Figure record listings
------
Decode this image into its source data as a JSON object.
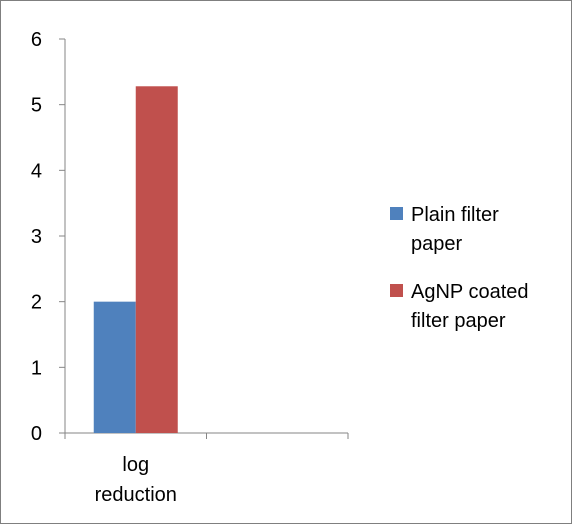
{
  "chart_data": {
    "type": "bar",
    "categories": [
      "log reduction",
      ""
    ],
    "category_label_lines": [
      [
        "log",
        "reduction"
      ],
      []
    ],
    "series": [
      {
        "name": "Plain filter paper",
        "legend_lines": [
          "Plain filter",
          "paper"
        ],
        "values": [
          2.0,
          null
        ],
        "color": "#4f81bd"
      },
      {
        "name": "AgNP coated filter paper",
        "legend_lines": [
          "AgNP coated",
          "filter paper"
        ],
        "values": [
          5.28,
          null
        ],
        "color": "#c0504d"
      }
    ],
    "yticks": [
      "0",
      "1",
      "2",
      "3",
      "4",
      "5",
      "6"
    ],
    "ylim": [
      0,
      6
    ],
    "title": "",
    "xlabel": "",
    "ylabel": "",
    "grid": false,
    "legend_position": "right"
  }
}
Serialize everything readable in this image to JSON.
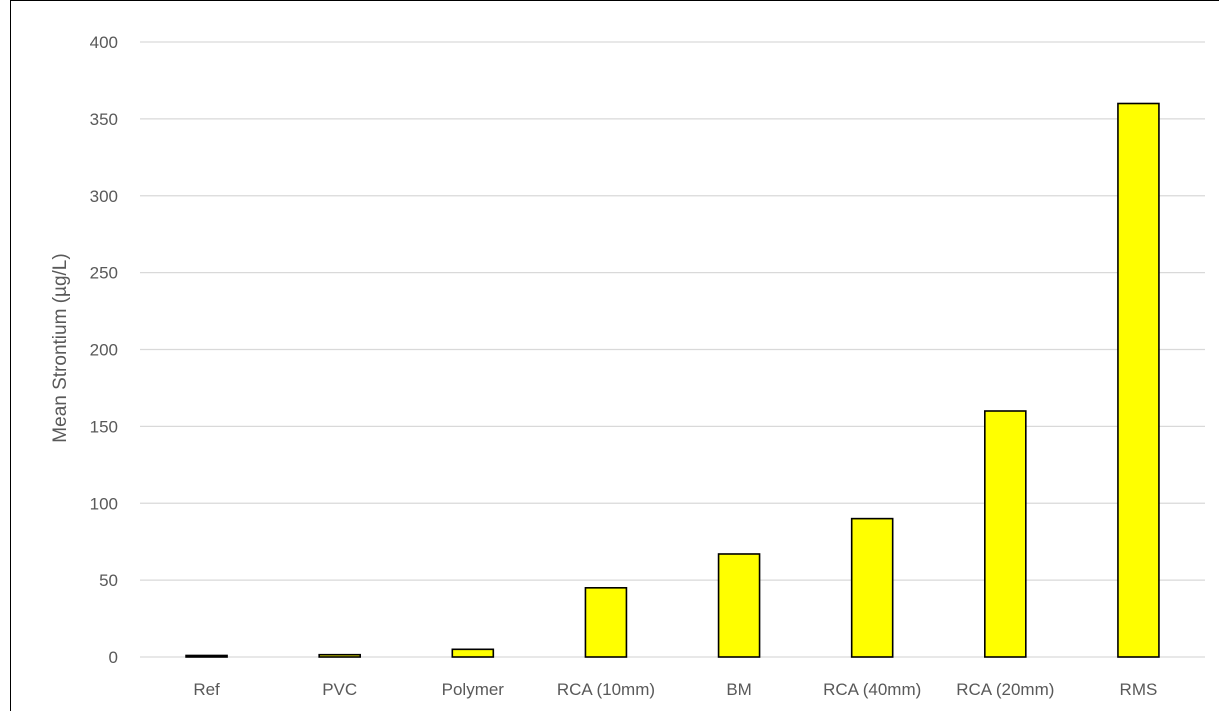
{
  "chart_data": {
    "type": "bar",
    "title": "",
    "xlabel": "",
    "ylabel": "Mean Strontium (µg/L)",
    "ylim": [
      0,
      400
    ],
    "yticks": [
      0,
      50,
      100,
      150,
      200,
      250,
      300,
      350,
      400
    ],
    "grid": true,
    "legend": "none",
    "categories": [
      "Ref",
      "PVC",
      "Polymer",
      "RCA (10mm)",
      "BM",
      "RCA (40mm)",
      "RCA (20mm)",
      "RMS"
    ],
    "values": [
      1,
      1.5,
      5,
      45,
      67,
      90,
      160,
      360
    ],
    "colors": {
      "bar_fill": "#FFFF00",
      "bar_stroke": "#000000",
      "grid": "#D9D9D9",
      "text": "#595959"
    }
  }
}
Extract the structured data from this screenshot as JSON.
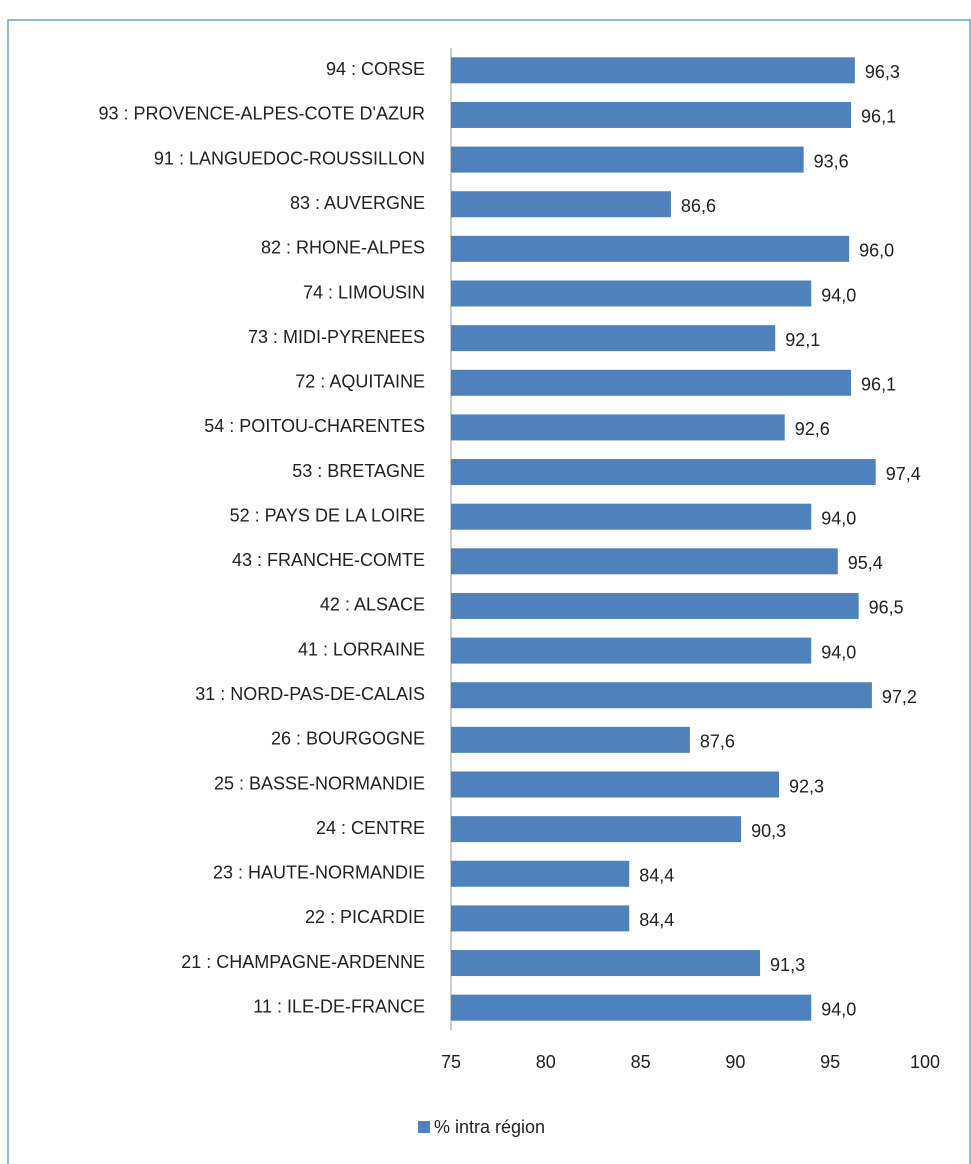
{
  "chart_data": {
    "type": "hbar",
    "categories": [
      "94 : CORSE",
      "93 : PROVENCE-ALPES-COTE D'AZUR",
      "91 : LANGUEDOC-ROUSSILLON",
      "83 : AUVERGNE",
      "82 : RHONE-ALPES",
      "74 : LIMOUSIN",
      "73 : MIDI-PYRENEES",
      "72 : AQUITAINE",
      "54 : POITOU-CHARENTES",
      "53 : BRETAGNE",
      "52 : PAYS DE LA LOIRE",
      "43 : FRANCHE-COMTE",
      "42 : ALSACE",
      "41 : LORRAINE",
      "31 : NORD-PAS-DE-CALAIS",
      "26 : BOURGOGNE",
      "25 : BASSE-NORMANDIE",
      "24 : CENTRE",
      "23 : HAUTE-NORMANDIE",
      "22 : PICARDIE",
      "21 : CHAMPAGNE-ARDENNE",
      "11 : ILE-DE-FRANCE"
    ],
    "series": [
      {
        "name": "% intra région",
        "color": "#4f81bd",
        "values": [
          96.3,
          96.1,
          93.6,
          86.6,
          96.0,
          94.0,
          92.1,
          96.1,
          92.6,
          97.4,
          94.0,
          95.4,
          96.5,
          94.0,
          97.2,
          87.6,
          92.3,
          90.3,
          84.4,
          84.4,
          91.3,
          94.0
        ],
        "value_labels": [
          "96,3",
          "96,1",
          "93,6",
          "86,6",
          "96,0",
          "94,0",
          "92,1",
          "96,1",
          "92,6",
          "97,4",
          "94,0",
          "95,4",
          "96,5",
          "94,0",
          "97,2",
          "87,6",
          "92,3",
          "90,3",
          "84,4",
          "84,4",
          "91,3",
          "94,0"
        ]
      }
    ],
    "xlim": [
      75,
      100
    ],
    "xticks": [
      75,
      80,
      85,
      90,
      95,
      100
    ],
    "legend": "bottom"
  }
}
------
Gather all lines from the records above in which "ALPES" appears.

      "93 : PROVENCE-ALPES-COTE D'AZUR",
      "82 : RHONE-ALPES",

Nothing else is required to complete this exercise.